Brief => Below are records; count the lines in them that hold "name" and give only the count.
** START Input **
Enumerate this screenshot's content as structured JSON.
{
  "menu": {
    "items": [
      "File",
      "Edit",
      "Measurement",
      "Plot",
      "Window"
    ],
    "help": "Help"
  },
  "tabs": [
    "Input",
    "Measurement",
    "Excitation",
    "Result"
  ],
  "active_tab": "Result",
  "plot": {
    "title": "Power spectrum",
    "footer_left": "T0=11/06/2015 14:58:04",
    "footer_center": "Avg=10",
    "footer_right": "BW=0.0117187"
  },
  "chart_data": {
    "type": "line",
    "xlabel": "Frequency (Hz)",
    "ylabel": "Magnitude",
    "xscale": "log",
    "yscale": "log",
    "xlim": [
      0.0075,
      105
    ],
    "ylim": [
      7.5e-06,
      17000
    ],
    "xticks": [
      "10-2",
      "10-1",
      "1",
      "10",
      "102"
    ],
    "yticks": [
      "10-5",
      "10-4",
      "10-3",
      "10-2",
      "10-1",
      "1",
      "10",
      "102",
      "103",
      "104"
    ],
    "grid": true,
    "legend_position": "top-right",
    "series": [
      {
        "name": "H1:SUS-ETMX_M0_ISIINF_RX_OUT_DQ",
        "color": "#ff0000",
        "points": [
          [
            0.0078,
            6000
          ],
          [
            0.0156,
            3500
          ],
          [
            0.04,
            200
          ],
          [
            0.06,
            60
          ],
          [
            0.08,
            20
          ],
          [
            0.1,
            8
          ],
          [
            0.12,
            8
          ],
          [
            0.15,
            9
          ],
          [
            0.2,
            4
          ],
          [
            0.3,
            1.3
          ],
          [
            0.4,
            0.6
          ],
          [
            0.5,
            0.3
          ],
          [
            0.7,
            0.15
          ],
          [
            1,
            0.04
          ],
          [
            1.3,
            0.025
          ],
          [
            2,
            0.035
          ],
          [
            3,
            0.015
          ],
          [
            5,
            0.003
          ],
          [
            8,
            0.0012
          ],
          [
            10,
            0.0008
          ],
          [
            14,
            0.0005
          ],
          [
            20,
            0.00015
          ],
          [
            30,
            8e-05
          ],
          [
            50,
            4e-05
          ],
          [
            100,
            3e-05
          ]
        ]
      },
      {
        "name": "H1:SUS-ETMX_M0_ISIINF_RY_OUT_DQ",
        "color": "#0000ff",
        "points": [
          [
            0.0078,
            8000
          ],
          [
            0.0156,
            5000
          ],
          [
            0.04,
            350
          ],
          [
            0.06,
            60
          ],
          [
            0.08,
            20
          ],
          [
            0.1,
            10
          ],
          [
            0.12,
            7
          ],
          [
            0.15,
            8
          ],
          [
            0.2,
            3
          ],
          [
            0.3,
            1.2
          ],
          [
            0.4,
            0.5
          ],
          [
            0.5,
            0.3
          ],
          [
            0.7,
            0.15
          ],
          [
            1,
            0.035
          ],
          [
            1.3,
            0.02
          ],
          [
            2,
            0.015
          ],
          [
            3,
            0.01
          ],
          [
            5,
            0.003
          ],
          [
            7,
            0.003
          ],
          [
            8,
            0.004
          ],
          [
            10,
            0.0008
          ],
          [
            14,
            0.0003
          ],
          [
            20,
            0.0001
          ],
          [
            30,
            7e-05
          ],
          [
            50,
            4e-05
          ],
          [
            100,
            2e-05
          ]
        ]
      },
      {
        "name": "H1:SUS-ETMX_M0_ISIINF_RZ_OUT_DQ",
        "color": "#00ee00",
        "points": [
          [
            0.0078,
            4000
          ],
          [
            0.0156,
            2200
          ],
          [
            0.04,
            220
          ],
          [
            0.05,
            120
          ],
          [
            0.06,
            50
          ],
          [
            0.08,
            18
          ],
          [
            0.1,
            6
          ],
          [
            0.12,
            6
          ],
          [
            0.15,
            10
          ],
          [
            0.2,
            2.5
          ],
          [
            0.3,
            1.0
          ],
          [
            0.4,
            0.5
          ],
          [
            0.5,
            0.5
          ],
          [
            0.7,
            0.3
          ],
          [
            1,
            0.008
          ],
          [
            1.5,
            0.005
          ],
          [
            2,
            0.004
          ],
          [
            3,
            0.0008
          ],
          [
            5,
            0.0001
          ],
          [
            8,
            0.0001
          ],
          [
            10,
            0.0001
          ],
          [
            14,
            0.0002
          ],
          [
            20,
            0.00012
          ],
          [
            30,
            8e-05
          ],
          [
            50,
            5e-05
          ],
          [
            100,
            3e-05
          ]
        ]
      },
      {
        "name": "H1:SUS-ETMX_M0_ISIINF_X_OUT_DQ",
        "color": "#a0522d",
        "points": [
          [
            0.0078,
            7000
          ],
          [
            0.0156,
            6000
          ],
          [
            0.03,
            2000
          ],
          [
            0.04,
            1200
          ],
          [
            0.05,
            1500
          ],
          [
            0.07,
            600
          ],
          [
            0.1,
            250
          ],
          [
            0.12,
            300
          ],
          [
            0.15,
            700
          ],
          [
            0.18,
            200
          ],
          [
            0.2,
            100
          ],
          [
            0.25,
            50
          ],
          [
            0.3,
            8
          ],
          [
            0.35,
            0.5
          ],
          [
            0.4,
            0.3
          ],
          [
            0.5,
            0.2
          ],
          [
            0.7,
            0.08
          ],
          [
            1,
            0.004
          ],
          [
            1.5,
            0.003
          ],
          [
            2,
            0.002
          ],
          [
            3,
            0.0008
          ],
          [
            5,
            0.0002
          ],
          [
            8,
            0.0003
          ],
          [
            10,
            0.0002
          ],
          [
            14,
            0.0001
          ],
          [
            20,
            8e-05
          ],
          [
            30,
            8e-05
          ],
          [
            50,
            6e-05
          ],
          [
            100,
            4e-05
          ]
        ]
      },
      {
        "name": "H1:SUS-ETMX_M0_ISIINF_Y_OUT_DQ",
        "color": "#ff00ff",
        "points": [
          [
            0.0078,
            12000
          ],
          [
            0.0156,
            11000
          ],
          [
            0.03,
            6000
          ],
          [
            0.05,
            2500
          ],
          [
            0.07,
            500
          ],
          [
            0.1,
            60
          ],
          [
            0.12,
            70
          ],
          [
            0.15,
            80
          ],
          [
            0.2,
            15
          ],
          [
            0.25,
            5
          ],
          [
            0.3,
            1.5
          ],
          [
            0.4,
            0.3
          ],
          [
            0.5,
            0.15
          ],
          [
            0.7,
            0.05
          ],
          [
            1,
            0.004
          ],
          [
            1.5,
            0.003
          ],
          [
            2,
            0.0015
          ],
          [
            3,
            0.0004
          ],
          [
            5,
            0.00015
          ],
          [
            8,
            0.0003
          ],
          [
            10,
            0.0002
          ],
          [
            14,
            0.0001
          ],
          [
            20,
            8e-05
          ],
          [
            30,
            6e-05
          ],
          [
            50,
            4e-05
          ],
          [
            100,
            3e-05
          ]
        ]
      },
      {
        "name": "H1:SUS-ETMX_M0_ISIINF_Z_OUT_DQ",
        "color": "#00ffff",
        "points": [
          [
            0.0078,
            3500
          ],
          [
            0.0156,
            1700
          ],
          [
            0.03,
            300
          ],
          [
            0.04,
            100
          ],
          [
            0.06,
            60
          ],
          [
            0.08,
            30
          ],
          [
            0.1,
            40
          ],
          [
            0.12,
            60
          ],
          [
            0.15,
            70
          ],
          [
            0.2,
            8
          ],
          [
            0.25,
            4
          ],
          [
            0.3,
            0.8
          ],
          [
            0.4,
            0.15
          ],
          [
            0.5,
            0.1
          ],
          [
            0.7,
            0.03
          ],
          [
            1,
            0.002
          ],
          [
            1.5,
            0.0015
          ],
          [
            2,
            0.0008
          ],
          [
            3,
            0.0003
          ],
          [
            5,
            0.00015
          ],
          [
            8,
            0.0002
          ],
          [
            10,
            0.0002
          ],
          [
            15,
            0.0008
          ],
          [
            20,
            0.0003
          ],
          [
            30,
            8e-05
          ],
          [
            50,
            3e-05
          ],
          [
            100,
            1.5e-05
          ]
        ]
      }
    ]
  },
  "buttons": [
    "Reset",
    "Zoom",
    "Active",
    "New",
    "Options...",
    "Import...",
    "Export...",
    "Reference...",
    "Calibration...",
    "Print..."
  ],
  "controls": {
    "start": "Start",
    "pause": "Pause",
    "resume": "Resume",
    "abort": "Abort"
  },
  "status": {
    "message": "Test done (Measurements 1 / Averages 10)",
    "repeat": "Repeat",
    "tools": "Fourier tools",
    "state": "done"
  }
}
** END Input **
Answer => 6